Stated goal>
Write out the data below in full, unchanged, minus the images.

START Data listing

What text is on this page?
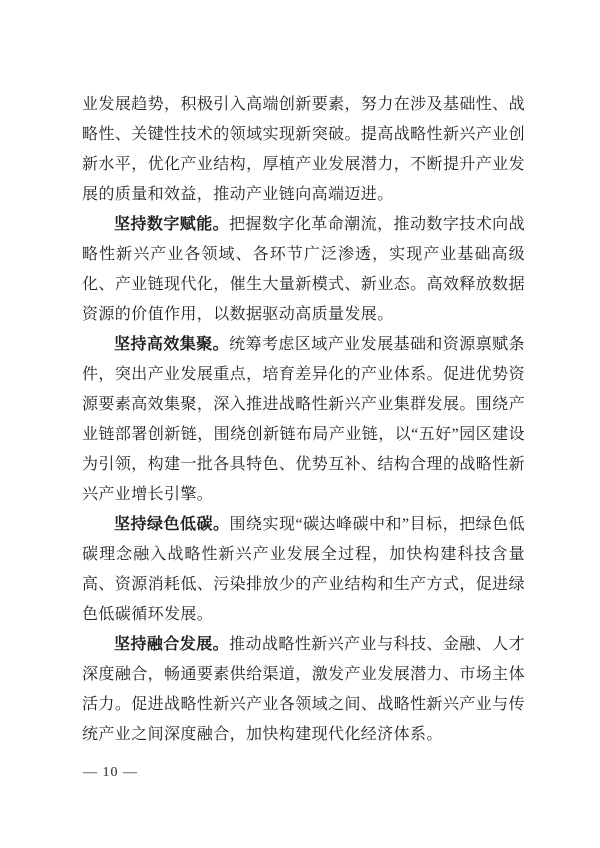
业发展趋势，积极引入高端创新要素，努力在涉及基础性、战略性、关键性技术的领域实现新突破。提高战略性新兴产业创新水平，优化产业结构，厚植产业发展潜力，不断提升产业发展的质量和效益，推动产业链向高端迈进。

坚持数字赋能。把握数字化革命潮流，推动数字技术向战略性新兴产业各领域、各环节广泛渗透，实现产业基础高级化、产业链现代化，催生大量新模式、新业态。高效释放数据资源的价值作用，以数据驱动高质量发展。

坚持高效集聚。统筹考虑区域产业发展基础和资源禀赋条件，突出产业发展重点，培育差异化的产业体系。促进优势资源要素高效集聚，深入推进战略性新兴产业集群发展。围绕产业链部署创新链，围绕创新链布局产业链，以“五好”园区建设为引领，构建一批各具特色、优势互补、结构合理的战略性新兴产业增长引擎。

坚持绿色低碳。围绕实现“碳达峰碳中和”目标，把绿色低碳理念融入战略性新兴产业发展全过程，加快构建科技含量高、资源消耗低、污染排放少的产业结构和生产方式，促进绿色低碳循环发展。

坚持融合发展。推动战略性新兴产业与科技、金融、人才深度融合，畅通要素供给渠道，激发产业发展潜力、市场主体活力。促进战略性新兴产业各领域之间、战略性新兴产业与传统产业之间深度融合，加快构建现代化经济体系。

— 10 —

END Data listing

Answer to the task>
What text is on this page?
业发展趋势，积极引入高端创新要素，努力在涉及基础性、战略性、关键性技术的领域实现新突破。提高战略性新兴产业创新水平，优化产业结构，厚植产业发展潜力，不断提升产业发展的质量和效益，推动产业链向高端迈进。

坚持数字赋能。把握数字化革命潮流，推动数字技术向战略性新兴产业各领域、各环节广泛渗透，实现产业基础高级化、产业链现代化，催生大量新模式、新业态。高效释放数据资源的价值作用，以数据驱动高质量发展。

坚持高效集聚。统筹考虑区域产业发展基础和资源禀赋条件，突出产业发展重点，培育差异化的产业体系。促进优势资源要素高效集聚，深入推进战略性新兴产业集群发展。围绕产业链部署创新链，围绕创新链布局产业链，以“五好”园区建设为引领，构建一批各具特色、优势互补、结构合理的战略性新兴产业增长引擎。

坚持绿色低碳。围绕实现“碳达峰碳中和”目标，把绿色低碳理念融入战略性新兴产业发展全过程，加快构建科技含量高、资源消耗低、污染排放少的产业结构和生产方式，促进绿色低碳循环发展。

坚持融合发展。推动战略性新兴产业与科技、金融、人才深度融合，畅通要素供给渠道，激发产业发展潜力、市场主体活力。促进战略性新兴产业各领域之间、战略性新兴产业与传统产业之间深度融合，加快构建现代化经济体系。

— 10 —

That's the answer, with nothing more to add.